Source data
::::::::

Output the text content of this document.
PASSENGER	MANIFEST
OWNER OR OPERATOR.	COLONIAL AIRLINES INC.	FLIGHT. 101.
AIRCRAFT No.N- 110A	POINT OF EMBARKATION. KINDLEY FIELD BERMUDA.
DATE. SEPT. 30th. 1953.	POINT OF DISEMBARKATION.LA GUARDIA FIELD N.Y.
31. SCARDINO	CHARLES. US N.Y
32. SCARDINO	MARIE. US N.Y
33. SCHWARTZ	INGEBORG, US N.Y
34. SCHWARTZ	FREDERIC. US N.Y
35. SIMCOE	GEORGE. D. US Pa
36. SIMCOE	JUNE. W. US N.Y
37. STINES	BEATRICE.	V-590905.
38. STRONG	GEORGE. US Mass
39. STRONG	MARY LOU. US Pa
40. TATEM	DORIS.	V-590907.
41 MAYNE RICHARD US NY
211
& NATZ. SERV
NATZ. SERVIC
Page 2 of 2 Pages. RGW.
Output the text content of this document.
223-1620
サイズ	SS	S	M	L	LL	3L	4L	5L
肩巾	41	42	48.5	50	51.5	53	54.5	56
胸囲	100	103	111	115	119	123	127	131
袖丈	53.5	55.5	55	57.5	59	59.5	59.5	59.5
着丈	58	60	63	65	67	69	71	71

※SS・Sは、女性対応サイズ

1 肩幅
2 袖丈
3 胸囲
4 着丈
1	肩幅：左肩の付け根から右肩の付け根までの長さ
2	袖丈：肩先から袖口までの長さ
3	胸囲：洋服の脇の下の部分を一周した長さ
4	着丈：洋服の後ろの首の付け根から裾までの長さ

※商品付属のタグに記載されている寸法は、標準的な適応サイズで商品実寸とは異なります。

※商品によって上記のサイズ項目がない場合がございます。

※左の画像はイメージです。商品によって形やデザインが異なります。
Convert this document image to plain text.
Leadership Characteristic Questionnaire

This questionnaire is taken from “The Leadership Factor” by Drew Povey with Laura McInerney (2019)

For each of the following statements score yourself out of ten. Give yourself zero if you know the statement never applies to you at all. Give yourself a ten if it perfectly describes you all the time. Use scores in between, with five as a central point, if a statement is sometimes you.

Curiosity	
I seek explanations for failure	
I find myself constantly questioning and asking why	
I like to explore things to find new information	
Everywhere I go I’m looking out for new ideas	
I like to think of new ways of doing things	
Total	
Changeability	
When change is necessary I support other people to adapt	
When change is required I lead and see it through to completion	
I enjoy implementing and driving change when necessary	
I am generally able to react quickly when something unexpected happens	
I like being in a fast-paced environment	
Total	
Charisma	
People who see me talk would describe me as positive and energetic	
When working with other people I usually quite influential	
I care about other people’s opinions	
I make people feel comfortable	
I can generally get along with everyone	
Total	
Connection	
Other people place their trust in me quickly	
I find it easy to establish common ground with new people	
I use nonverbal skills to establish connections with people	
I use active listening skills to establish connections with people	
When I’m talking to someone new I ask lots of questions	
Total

::::::::

# Aim of the task
Reply with nothing except the number of lines in the listing above that include "SCHWARTZ".

# Answer to the task
2